Every line below that holds the string "this" should be copied out.
#### INPUT RECORDS ####
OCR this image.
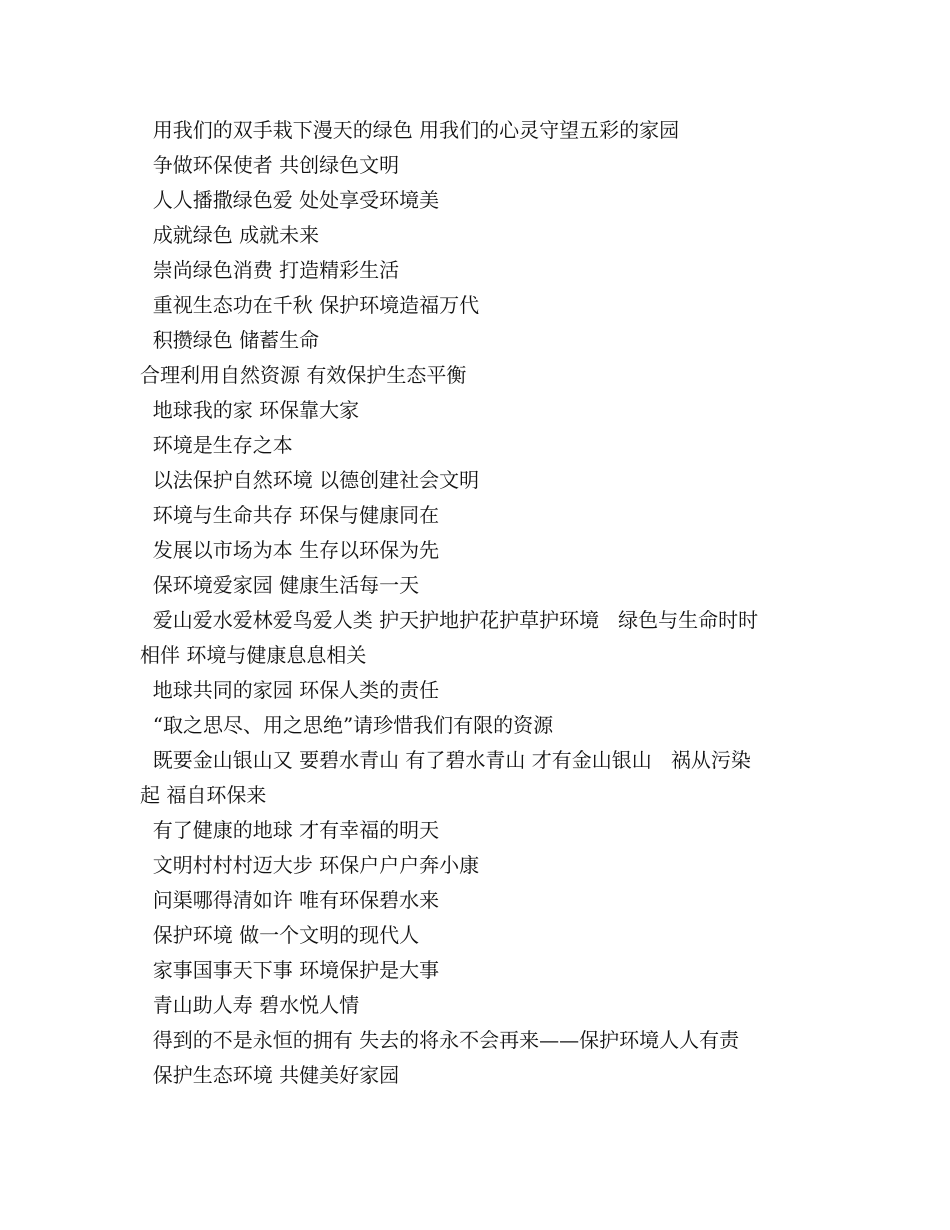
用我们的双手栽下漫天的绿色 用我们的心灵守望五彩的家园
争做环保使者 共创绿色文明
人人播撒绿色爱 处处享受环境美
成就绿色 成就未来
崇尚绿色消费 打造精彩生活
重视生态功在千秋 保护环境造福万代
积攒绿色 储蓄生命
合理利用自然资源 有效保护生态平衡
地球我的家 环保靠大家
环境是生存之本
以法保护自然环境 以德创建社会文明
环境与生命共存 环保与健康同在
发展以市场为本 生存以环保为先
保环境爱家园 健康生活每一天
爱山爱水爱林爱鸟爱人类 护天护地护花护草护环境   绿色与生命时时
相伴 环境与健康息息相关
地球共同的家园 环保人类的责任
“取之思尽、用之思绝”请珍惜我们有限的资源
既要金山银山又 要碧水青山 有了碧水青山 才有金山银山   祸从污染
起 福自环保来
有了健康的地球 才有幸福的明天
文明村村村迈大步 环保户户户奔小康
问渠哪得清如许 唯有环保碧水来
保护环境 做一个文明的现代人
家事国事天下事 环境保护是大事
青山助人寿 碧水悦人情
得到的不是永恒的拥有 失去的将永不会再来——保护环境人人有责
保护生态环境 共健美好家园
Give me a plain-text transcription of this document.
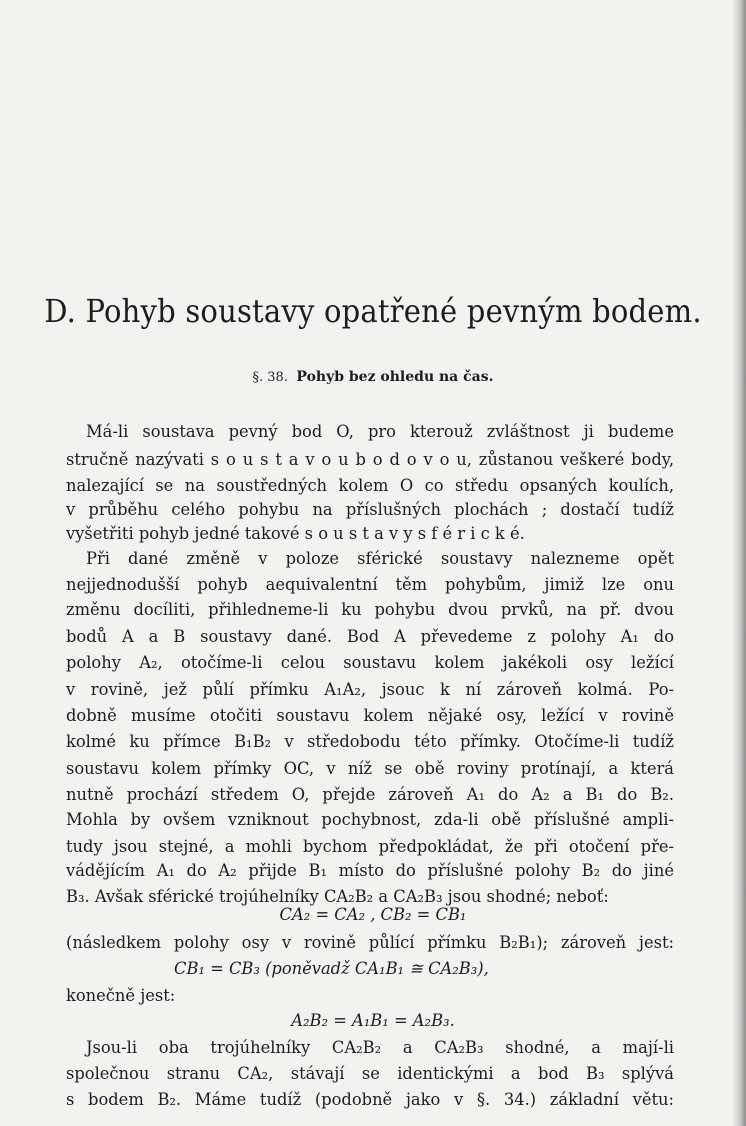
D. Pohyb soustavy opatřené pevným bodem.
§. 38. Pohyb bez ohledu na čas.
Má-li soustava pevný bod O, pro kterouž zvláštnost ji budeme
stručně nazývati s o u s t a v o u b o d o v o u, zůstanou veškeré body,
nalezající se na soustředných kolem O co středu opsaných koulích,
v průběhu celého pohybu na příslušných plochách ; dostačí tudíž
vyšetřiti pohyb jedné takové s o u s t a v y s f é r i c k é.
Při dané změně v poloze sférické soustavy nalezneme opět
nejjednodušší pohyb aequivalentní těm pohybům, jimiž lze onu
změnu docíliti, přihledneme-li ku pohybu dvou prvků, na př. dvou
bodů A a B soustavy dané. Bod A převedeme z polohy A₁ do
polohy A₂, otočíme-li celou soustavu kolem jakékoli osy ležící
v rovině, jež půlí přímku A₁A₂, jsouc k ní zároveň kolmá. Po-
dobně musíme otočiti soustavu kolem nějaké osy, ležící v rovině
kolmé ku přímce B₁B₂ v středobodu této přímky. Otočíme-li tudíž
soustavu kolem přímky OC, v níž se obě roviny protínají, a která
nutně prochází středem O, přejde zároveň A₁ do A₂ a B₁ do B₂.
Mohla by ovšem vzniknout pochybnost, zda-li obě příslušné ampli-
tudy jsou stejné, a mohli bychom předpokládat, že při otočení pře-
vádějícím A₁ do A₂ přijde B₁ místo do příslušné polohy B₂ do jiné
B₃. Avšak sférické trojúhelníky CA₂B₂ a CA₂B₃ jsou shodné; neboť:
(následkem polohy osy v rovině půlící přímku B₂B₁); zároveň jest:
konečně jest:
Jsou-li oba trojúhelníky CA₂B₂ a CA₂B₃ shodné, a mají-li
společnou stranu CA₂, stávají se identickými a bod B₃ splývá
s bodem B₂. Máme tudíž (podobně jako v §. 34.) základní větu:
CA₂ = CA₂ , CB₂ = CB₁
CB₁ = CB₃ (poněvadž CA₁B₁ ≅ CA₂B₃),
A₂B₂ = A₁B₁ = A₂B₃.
####
• **THE RESPONSE**
OCR this image.
Give me a plain-text transcription of this document.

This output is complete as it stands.